* [Instructions for the task] Examine the records and identify each line that includes the string "Bloomberg". Copy those lines.

+++++

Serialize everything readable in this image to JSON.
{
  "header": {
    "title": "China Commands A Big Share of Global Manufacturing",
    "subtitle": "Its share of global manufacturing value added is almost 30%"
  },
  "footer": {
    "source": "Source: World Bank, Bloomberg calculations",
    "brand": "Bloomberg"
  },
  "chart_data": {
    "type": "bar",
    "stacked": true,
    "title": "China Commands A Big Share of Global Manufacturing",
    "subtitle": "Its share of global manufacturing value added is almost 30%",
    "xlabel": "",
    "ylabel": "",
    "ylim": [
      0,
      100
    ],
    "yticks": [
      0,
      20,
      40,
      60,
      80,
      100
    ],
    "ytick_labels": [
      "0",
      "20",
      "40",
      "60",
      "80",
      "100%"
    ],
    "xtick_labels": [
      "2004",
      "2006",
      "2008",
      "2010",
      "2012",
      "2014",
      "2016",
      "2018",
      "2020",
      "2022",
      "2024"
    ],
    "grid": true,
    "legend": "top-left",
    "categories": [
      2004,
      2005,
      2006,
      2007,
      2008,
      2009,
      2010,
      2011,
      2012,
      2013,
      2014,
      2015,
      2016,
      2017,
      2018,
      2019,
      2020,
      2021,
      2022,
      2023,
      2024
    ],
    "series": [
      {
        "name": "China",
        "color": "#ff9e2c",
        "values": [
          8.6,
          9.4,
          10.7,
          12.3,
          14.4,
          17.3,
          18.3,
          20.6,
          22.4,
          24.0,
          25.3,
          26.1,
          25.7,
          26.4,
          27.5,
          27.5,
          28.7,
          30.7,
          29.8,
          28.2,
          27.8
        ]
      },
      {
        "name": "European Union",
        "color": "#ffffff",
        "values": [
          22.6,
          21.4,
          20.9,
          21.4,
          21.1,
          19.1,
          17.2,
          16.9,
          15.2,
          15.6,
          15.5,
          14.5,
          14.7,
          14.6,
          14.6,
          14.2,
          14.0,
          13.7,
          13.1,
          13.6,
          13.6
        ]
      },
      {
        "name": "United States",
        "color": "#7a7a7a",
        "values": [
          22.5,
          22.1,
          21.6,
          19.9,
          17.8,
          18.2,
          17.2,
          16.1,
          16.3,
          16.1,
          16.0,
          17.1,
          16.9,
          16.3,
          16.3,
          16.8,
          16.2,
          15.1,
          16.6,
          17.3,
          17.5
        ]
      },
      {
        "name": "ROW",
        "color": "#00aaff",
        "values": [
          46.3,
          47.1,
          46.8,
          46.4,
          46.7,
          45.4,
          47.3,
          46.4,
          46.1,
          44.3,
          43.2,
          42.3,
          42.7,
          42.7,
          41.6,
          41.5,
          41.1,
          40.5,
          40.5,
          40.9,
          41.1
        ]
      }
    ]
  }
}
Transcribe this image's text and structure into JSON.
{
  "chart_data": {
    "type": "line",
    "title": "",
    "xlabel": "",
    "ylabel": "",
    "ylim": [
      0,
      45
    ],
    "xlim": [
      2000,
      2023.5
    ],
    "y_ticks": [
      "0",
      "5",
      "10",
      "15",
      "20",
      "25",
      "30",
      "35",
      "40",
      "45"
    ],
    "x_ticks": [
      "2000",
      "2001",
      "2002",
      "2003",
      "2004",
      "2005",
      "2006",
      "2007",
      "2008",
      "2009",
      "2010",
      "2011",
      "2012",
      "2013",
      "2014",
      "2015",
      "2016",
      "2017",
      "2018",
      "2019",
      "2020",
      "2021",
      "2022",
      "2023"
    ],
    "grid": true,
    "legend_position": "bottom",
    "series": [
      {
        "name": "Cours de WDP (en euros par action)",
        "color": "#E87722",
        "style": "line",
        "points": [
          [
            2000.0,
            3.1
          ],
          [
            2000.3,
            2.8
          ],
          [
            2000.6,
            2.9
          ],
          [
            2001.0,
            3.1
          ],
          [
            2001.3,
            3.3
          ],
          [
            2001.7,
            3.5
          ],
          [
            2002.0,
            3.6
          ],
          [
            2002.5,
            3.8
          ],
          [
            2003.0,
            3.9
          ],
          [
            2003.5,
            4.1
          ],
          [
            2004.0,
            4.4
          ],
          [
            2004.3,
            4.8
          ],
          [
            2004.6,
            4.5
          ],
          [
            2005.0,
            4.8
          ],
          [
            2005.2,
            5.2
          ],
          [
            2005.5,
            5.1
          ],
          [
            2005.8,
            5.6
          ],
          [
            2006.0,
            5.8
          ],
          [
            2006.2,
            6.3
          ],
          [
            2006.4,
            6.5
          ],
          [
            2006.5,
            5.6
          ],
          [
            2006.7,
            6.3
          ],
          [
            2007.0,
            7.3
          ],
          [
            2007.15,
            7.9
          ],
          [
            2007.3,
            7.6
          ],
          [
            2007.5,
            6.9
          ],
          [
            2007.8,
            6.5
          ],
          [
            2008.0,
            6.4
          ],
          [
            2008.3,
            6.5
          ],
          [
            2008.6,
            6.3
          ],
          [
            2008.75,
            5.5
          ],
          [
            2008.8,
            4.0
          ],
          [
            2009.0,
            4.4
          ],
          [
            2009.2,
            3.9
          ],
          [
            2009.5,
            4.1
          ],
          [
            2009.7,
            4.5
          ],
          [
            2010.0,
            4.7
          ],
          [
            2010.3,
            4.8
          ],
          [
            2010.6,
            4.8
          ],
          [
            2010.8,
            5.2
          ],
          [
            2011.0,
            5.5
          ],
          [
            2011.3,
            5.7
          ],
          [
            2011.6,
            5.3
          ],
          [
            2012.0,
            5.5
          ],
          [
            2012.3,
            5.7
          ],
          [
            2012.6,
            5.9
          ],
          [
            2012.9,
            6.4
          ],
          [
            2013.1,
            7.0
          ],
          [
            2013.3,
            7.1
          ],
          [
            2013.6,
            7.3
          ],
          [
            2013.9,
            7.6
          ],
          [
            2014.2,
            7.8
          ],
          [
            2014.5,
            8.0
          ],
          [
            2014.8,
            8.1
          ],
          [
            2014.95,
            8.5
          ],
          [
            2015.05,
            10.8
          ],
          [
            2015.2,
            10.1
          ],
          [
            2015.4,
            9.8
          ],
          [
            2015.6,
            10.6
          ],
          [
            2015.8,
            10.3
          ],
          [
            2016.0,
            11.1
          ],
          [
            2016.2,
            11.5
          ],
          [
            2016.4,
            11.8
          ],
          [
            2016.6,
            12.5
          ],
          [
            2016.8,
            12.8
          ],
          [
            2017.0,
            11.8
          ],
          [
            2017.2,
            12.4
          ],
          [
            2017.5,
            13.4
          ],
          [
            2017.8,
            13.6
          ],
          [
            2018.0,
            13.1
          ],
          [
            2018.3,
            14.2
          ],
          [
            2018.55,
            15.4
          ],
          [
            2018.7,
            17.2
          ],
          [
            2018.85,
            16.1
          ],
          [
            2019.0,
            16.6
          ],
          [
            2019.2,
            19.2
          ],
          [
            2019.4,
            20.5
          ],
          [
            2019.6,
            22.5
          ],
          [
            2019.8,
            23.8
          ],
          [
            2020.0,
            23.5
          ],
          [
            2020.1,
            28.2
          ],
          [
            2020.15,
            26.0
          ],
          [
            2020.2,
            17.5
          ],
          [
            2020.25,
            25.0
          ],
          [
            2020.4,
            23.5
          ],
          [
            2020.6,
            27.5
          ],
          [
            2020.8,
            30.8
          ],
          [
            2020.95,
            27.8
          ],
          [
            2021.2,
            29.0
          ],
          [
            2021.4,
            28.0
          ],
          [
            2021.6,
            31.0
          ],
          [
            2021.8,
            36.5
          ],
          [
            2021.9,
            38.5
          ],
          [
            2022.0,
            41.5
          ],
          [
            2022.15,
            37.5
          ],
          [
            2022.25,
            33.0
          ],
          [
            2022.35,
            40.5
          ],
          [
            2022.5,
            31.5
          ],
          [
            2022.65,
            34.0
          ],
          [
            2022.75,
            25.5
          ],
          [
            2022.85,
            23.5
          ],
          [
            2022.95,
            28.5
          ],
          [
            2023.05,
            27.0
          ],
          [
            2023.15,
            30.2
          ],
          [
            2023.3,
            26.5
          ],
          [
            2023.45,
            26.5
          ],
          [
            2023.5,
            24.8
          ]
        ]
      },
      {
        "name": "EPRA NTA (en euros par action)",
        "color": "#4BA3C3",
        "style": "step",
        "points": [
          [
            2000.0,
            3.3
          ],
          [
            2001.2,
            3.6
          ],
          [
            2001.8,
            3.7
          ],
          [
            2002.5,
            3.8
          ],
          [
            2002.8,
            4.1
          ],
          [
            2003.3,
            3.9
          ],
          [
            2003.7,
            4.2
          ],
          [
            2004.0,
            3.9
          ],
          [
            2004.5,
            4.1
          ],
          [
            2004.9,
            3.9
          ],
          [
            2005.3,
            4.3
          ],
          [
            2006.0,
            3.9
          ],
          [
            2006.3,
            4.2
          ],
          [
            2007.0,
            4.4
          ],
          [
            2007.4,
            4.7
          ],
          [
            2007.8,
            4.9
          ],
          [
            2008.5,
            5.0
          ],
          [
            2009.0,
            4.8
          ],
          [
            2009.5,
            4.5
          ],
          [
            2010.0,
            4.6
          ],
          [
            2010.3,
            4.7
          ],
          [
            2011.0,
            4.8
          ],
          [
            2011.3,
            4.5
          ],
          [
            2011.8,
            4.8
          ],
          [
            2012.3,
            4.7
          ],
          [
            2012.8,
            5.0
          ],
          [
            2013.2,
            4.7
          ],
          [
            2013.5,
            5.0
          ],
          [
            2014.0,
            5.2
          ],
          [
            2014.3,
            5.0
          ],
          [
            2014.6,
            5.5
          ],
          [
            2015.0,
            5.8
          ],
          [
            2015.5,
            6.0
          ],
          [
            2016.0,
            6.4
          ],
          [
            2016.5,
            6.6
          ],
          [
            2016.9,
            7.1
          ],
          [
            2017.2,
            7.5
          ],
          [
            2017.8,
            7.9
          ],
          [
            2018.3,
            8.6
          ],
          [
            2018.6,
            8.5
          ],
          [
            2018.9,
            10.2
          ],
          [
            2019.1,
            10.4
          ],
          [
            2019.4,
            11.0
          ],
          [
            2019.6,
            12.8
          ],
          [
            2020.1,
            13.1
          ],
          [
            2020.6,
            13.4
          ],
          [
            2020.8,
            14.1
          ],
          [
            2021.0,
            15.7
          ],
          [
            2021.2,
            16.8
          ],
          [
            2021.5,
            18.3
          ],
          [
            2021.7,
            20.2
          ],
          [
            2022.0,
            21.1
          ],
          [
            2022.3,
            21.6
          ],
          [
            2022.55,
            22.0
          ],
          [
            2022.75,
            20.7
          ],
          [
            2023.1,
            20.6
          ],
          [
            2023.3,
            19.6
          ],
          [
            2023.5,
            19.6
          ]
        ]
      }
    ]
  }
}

+++++

* [Full solution]
    "source": "Source: World Bank, Bloomberg calculations",
    "brand": "Bloomberg"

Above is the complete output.